Records shown:

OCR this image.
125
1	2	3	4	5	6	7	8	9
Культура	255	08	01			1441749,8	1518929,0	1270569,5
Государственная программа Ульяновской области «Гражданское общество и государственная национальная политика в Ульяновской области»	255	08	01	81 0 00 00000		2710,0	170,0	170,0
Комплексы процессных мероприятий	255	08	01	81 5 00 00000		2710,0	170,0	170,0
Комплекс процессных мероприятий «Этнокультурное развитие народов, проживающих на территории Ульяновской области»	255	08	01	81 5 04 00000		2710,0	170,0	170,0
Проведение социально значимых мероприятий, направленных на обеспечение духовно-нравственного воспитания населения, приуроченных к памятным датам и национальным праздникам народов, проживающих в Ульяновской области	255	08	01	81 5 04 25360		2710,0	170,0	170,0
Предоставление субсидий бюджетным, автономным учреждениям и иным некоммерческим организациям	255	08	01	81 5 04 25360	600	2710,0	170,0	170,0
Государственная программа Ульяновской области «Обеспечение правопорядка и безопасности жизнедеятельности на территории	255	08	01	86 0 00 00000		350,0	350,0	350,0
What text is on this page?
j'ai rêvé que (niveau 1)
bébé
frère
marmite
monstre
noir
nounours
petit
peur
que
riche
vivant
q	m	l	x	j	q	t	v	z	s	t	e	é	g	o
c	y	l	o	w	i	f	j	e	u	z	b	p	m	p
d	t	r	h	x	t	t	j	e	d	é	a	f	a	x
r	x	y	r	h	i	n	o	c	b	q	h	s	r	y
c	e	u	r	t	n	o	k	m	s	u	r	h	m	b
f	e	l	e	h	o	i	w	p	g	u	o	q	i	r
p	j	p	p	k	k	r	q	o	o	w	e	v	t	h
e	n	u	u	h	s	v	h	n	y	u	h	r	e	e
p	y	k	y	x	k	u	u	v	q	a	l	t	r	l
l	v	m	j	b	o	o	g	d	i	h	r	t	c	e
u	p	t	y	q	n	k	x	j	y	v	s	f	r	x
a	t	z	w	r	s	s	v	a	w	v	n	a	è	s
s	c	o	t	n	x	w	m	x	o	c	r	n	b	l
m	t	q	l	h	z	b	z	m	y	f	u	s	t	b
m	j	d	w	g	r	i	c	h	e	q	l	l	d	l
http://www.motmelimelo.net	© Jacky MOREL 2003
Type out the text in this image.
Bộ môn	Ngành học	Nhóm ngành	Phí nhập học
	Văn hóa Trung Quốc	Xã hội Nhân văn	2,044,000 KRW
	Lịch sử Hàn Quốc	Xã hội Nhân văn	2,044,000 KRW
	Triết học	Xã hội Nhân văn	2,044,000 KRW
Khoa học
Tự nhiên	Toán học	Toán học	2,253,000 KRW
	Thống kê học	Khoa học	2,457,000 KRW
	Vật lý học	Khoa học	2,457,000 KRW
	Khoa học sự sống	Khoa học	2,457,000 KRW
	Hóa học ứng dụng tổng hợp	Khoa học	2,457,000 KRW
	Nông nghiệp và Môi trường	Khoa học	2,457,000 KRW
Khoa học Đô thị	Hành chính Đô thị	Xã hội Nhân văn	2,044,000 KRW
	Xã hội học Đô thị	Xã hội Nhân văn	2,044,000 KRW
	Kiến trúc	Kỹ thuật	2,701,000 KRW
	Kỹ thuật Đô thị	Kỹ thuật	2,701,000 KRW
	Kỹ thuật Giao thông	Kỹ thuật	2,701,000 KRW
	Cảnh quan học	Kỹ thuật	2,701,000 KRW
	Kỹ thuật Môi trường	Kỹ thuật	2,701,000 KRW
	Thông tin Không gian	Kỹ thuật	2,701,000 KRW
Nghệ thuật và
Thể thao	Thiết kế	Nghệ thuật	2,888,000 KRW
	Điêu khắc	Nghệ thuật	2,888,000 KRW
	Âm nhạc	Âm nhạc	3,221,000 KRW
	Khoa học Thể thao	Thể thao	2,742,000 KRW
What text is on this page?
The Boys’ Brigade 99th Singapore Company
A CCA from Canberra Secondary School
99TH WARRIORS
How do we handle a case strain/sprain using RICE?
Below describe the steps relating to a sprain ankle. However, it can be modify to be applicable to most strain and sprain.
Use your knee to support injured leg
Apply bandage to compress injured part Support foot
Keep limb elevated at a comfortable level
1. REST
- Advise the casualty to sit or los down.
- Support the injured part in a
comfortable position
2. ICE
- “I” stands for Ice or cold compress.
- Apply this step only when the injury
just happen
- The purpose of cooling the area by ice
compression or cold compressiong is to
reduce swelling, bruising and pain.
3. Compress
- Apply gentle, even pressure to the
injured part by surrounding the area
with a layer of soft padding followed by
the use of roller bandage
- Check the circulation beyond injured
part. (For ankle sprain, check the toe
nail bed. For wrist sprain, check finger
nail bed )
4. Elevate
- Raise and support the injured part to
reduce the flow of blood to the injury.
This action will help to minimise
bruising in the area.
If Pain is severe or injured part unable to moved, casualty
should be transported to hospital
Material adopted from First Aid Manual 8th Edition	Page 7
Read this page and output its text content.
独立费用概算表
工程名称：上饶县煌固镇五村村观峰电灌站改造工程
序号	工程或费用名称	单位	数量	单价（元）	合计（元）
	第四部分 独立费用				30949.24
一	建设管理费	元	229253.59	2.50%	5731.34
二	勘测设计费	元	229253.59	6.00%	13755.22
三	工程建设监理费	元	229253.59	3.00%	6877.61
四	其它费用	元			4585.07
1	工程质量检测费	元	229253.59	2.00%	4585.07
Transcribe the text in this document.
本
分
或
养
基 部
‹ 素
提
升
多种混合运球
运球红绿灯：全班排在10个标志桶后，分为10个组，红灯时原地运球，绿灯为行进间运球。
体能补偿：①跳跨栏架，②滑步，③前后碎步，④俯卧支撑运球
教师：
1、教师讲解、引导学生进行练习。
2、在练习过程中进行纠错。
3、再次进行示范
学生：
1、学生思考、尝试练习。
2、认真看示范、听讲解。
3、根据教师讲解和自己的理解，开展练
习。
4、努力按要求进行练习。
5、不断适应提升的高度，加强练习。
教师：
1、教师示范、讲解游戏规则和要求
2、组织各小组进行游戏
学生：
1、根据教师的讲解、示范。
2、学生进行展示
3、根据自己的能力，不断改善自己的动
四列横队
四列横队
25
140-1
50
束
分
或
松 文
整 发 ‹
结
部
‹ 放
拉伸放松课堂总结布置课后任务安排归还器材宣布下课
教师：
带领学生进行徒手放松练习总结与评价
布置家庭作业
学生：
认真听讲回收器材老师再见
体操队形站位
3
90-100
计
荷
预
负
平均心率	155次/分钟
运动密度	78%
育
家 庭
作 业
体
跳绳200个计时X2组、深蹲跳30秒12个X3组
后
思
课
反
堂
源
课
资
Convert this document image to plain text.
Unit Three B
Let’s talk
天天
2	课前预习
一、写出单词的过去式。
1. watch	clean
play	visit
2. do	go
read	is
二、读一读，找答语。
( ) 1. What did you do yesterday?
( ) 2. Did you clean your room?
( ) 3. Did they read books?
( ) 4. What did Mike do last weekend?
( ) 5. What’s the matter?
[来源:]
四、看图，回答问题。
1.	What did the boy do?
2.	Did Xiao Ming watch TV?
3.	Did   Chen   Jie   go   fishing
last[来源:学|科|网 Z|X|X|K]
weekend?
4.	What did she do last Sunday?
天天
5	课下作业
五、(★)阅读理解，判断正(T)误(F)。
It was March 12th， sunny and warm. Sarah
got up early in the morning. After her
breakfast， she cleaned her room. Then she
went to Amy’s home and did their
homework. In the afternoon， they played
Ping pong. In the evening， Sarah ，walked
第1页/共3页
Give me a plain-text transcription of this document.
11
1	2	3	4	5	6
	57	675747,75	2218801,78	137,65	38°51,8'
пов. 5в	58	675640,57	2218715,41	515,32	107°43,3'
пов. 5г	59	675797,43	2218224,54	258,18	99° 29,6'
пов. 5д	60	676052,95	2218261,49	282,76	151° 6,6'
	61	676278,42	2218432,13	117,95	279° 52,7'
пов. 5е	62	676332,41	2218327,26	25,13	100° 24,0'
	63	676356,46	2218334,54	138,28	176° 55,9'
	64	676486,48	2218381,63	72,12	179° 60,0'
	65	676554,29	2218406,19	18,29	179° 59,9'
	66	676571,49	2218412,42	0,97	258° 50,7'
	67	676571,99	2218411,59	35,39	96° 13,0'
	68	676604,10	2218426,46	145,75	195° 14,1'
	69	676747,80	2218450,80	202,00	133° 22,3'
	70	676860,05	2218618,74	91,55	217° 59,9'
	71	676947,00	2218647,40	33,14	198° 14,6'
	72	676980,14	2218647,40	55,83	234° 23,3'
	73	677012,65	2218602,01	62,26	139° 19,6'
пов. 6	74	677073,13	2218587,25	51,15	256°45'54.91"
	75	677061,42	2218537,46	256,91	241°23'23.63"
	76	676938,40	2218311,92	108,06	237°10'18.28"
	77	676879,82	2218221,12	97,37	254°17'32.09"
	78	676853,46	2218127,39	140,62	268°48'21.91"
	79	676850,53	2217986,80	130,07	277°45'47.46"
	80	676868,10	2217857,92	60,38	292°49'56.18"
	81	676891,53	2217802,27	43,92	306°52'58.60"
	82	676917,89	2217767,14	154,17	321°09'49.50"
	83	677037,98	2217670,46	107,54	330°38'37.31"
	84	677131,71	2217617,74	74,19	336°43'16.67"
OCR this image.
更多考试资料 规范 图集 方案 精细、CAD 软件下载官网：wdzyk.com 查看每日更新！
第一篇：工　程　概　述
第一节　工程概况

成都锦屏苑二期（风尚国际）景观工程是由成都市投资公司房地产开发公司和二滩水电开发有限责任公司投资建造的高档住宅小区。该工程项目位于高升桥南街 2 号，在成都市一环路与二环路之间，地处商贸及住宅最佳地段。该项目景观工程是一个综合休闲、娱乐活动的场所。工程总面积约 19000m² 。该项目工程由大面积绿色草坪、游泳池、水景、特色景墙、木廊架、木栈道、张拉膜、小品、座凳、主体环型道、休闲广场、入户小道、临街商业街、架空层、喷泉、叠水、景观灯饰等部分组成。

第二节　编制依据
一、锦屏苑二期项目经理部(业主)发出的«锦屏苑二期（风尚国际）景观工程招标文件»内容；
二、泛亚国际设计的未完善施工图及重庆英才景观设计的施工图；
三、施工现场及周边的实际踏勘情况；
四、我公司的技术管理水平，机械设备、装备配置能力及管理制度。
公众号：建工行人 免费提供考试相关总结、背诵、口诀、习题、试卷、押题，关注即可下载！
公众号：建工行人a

What you should do:
Note how many lines of the material contain the string "document". Then report that number by itself.

Full answer:
3